• WHAT YOU ARE ASKED TO DO:
Transcribe the entries that follow exactly as they appear, minus pictures.

# START OF RECORDS SUPPLIED

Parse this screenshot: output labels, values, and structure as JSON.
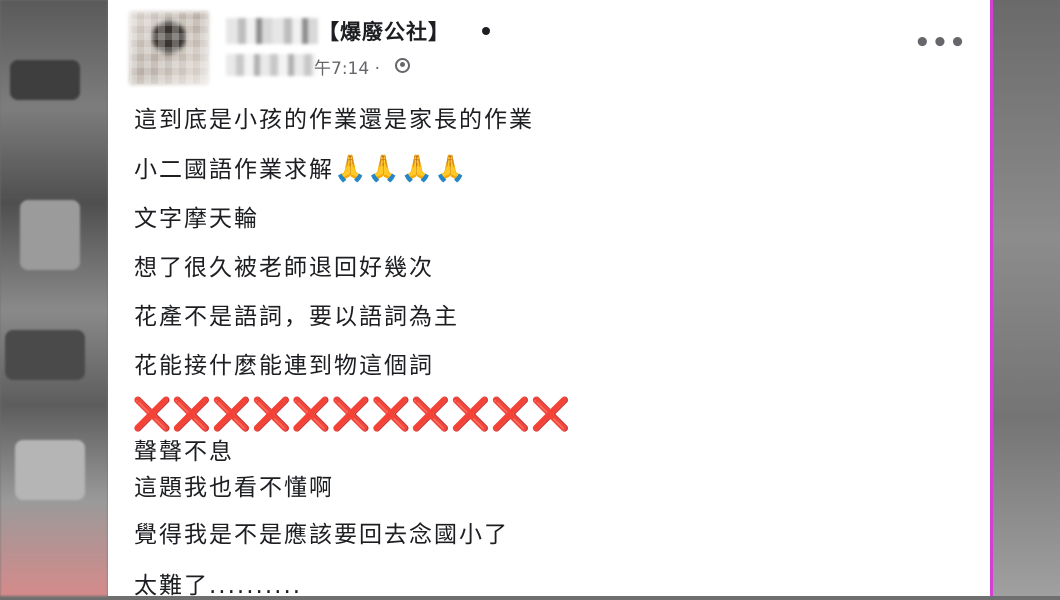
{
  "post": {
    "group_name": "【爆廢公社】",
    "timestamp": "午7:14 ·",
    "more_label": "•••",
    "lines": {
      "l1": "這到底是小孩的作業還是家長的作業",
      "l2": "小二國語作業求解",
      "l2_emoji": "🙏🙏🙏🙏",
      "l3": "文字摩天輪",
      "l4": "想了很久被老師退回好幾次",
      "l5": "花產不是語詞，要以語詞為主",
      "l6": "花能接什麼能連到物這個詞",
      "l7_crosses": "❌❌❌❌❌❌❌❌❌❌❌",
      "l8": "聲聲不息",
      "l9": "這題我也看不懂啊",
      "l10": "覺得我是不是應該要回去念國小了",
      "l11": "太難了.........."
    }
  }
}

# END OF RECORDS SUPPLIED

• REPLY:
Parse this screenshot: output labels, values, and structure as JSON.
{
  "post": {
    "group_name": "【爆廢公社】",
    "timestamp": "午7:14 ·",
    "more_label": "•••",
    "lines": {
      "l1": "這到底是小孩的作業還是家長的作業",
      "l2": "小二國語作業求解",
      "l2_emoji": "🙏🙏🙏🙏",
      "l3": "文字摩天輪",
      "l4": "想了很久被老師退回好幾次",
      "l5": "花產不是語詞，要以語詞為主",
      "l6": "花能接什麼能連到物這個詞",
      "l7_crosses": "❌❌❌❌❌❌❌❌❌❌❌",
      "l8": "聲聲不息",
      "l9": "這題我也看不懂啊",
      "l10": "覺得我是不是應該要回去念國小了",
      "l11": "太難了.........."
    }
  }
}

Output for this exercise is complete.